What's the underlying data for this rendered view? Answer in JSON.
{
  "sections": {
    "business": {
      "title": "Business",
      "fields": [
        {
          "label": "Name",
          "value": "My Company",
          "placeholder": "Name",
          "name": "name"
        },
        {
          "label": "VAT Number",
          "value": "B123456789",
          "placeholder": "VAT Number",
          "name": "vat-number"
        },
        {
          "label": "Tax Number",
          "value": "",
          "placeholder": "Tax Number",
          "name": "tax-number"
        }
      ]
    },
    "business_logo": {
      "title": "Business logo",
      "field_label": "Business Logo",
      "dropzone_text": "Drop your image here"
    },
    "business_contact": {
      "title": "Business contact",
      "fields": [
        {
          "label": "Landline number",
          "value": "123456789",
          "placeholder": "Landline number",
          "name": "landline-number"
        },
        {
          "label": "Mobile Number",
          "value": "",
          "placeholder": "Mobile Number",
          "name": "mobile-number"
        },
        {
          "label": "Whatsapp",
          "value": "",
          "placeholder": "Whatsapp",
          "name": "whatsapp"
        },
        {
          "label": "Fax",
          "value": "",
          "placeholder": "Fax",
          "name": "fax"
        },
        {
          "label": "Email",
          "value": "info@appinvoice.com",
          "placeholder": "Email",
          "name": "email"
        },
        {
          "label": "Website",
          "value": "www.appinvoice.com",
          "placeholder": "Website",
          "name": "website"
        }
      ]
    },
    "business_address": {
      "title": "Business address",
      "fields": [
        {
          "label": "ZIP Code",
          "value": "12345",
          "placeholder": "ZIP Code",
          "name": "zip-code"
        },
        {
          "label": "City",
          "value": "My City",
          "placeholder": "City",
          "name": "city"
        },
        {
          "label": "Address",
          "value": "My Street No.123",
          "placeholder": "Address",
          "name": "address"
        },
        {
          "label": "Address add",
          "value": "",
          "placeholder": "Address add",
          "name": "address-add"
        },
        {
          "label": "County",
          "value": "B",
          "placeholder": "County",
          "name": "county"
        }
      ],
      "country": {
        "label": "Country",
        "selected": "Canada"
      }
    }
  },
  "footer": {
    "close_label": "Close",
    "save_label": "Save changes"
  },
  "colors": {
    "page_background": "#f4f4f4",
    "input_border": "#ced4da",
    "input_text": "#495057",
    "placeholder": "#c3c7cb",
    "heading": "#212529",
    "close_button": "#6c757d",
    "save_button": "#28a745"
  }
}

...

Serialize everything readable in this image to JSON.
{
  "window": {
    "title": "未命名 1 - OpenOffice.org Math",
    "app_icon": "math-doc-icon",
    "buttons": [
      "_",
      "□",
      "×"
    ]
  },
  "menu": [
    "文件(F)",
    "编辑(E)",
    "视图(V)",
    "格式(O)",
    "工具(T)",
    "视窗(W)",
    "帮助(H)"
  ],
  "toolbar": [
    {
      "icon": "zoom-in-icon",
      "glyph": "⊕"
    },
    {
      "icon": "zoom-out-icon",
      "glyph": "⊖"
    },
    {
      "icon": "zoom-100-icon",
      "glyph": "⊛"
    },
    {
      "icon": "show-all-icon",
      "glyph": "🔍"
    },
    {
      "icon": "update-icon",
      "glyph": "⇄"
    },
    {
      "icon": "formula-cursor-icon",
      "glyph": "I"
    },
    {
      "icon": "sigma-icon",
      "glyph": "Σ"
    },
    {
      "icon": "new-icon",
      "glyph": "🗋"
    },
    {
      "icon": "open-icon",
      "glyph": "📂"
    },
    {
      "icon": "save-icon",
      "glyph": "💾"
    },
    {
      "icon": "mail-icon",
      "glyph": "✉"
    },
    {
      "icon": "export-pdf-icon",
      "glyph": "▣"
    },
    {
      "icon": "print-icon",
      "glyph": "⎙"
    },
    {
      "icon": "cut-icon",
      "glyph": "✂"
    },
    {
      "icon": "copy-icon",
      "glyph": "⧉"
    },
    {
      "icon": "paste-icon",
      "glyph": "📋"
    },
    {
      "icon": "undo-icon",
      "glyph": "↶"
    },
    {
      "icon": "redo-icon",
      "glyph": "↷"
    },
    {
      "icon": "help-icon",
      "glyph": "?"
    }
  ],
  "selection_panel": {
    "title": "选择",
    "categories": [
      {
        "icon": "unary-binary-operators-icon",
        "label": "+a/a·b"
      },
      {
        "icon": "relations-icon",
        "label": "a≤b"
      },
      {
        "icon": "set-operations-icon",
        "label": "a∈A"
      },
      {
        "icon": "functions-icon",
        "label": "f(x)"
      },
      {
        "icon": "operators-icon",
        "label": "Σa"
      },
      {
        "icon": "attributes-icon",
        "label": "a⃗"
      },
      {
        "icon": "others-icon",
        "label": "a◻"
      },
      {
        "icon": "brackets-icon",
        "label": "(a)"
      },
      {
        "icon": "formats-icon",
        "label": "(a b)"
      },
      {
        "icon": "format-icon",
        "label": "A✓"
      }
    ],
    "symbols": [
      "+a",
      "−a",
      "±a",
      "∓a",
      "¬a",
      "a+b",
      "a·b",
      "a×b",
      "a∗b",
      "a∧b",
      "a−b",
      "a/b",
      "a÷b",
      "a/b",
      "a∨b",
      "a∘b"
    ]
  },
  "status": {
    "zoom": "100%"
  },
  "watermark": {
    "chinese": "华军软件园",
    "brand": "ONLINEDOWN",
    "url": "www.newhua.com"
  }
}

* * *

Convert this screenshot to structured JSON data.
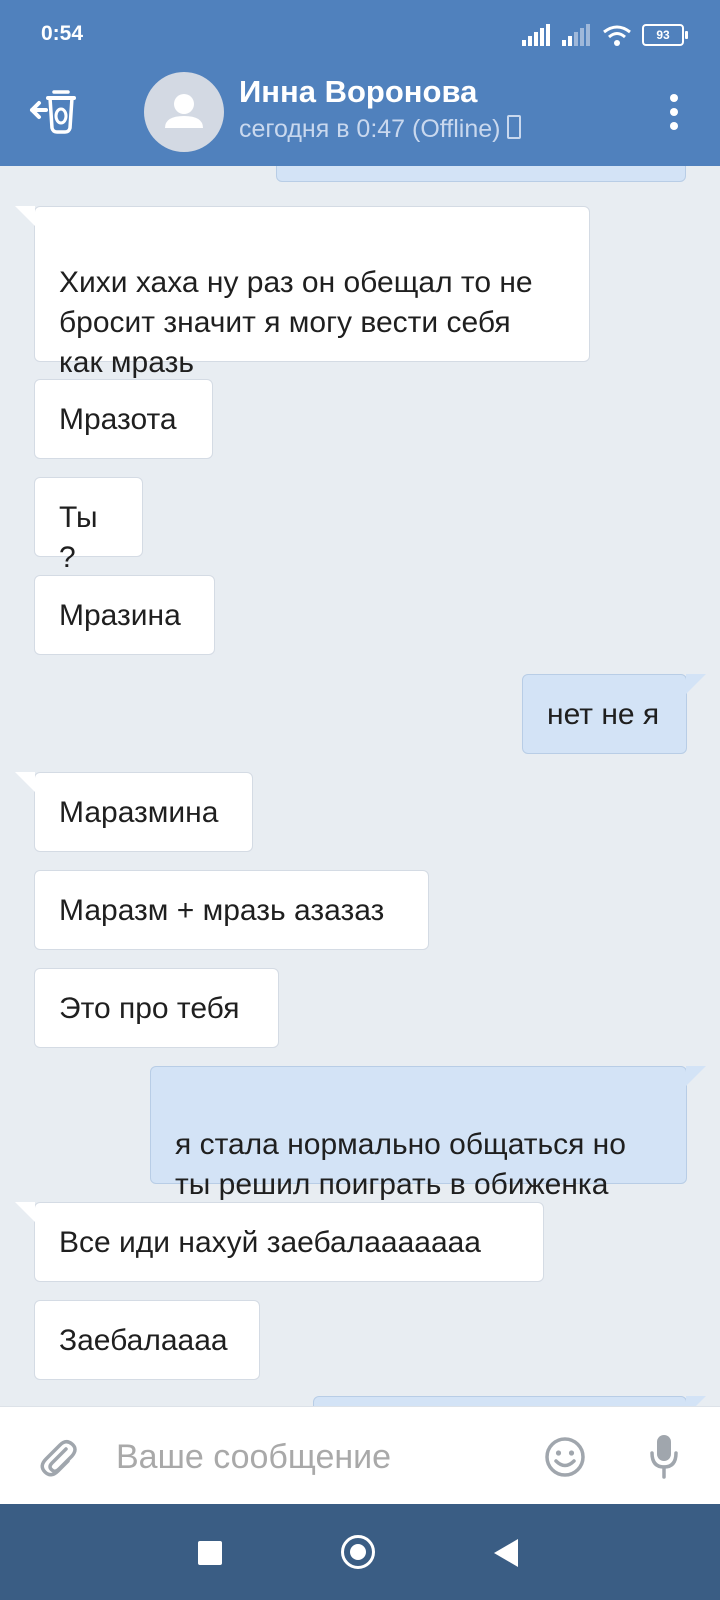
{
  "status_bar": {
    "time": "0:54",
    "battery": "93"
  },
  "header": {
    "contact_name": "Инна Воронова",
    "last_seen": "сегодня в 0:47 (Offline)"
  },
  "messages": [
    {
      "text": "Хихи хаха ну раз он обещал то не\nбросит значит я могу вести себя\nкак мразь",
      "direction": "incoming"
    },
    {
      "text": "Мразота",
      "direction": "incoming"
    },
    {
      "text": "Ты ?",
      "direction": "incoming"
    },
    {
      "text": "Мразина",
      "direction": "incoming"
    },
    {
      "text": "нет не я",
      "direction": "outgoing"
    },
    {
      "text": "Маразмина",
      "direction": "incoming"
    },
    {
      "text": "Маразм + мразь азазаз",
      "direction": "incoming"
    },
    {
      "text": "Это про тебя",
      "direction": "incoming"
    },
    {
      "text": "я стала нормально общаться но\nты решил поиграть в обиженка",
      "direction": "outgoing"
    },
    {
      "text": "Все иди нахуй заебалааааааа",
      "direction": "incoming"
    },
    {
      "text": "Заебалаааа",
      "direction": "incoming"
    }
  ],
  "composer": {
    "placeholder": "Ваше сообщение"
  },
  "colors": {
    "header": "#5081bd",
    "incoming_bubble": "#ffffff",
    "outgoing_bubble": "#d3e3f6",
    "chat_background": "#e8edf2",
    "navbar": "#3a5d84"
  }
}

> DIRECTIVE: Gather up the lines containing the word "data" from these records and copy them.

> EXERCISE RESULT:
What's the underlying data for this rendered view? Answer in JSON.
Convert this screenshot to structured JSON data.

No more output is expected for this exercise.